Brief
Every record should be written out exactly, with the pictures left out.

+ + + + + + +

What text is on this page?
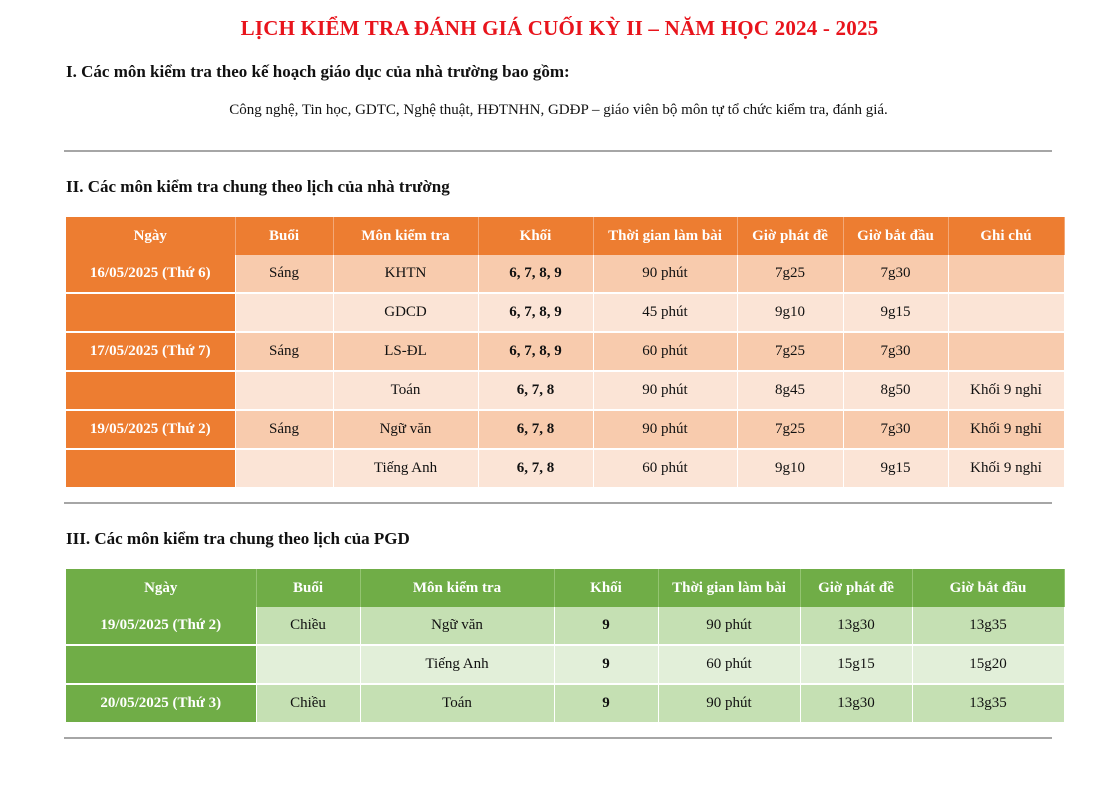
LỊCH KIỂM TRA ĐÁNH GIÁ CUỐI KỲ II – NĂM HỌC 2024 - 2025
I. Các môn kiểm tra theo kế hoạch giáo dục của nhà trường bao gồm:
Công nghệ, Tin học, GDTC, Nghệ thuật, HĐTNHN, GDĐP – giáo viên bộ môn tự tổ chức kiểm tra, đánh giá.
II. Các môn kiểm tra chung theo lịch của nhà trường
Ngày	Buổi	Môn kiểm tra	Khối	Thời gian làm bài	Giờ phát đề	Giờ bắt đầu	Ghi chú
16/05/2025 (Thứ 6)	Sáng	KHTN	6, 7, 8, 9	90 phút	7g25	7g30	
		GDCD	6, 7, 8, 9	45 phút	9g10	9g15	
17/05/2025 (Thứ 7)	Sáng	LS-ĐL	6, 7, 8, 9	60 phút	7g25	7g30	
		Toán	6, 7, 8	90 phút	8g45	8g50	Khối 9 nghỉ
19/05/2025 (Thứ 2)	Sáng	Ngữ văn	6, 7, 8	90 phút	7g25	7g30	Khối 9 nghỉ
		Tiếng Anh	6, 7, 8	60 phút	9g10	9g15	Khối 9 nghỉ
III. Các môn kiểm tra chung theo lịch của PGD
Ngày	Buổi	Môn kiểm tra	Khối	Thời gian làm bài	Giờ phát đề	Giờ bắt đầu
19/05/2025 (Thứ 2)	Chiều	Ngữ văn	9	90 phút	13g30	13g35
		Tiếng Anh	9	60 phút	15g15	15g20
20/05/2025 (Thứ 3)	Chiều	Toán	9	90 phút	13g30	13g35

+ + + + + + +

Task solution
What text is on this page?
LỊCH KIỂM TRA ĐÁNH GIÁ CUỐI KỲ II – NĂM HỌC 2024 - 2025
I. Các môn kiểm tra theo kế hoạch giáo dục của nhà trường bao gồm:
Công nghệ, Tin học, GDTC, Nghệ thuật, HĐTNHN, GDĐP – giáo viên bộ môn tự tổ chức kiểm tra, đánh giá.
II. Các môn kiểm tra chung theo lịch của nhà trường
Ngày	Buổi	Môn kiểm tra	Khối	Thời gian làm bài	Giờ phát đề	Giờ bắt đầu	Ghi chú
16/05/2025 (Thứ 6)	Sáng	KHTN	6, 7, 8, 9	90 phút	7g25	7g30	
		GDCD	6, 7, 8, 9	45 phút	9g10	9g15	
17/05/2025 (Thứ 7)	Sáng	LS-ĐL	6, 7, 8, 9	60 phút	7g25	7g30	
		Toán	6, 7, 8	90 phút	8g45	8g50	Khối 9 nghỉ
19/05/2025 (Thứ 2)	Sáng	Ngữ văn	6, 7, 8	90 phút	7g25	7g30	Khối 9 nghỉ
		Tiếng Anh	6, 7, 8	60 phút	9g10	9g15	Khối 9 nghỉ
III. Các môn kiểm tra chung theo lịch của PGD
Ngày	Buổi	Môn kiểm tra	Khối	Thời gian làm bài	Giờ phát đề	Giờ bắt đầu
19/05/2025 (Thứ 2)	Chiều	Ngữ văn	9	90 phút	13g30	13g35
		Tiếng Anh	9	60 phút	15g15	15g20
20/05/2025 (Thứ 3)	Chiều	Toán	9	90 phút	13g30	13g35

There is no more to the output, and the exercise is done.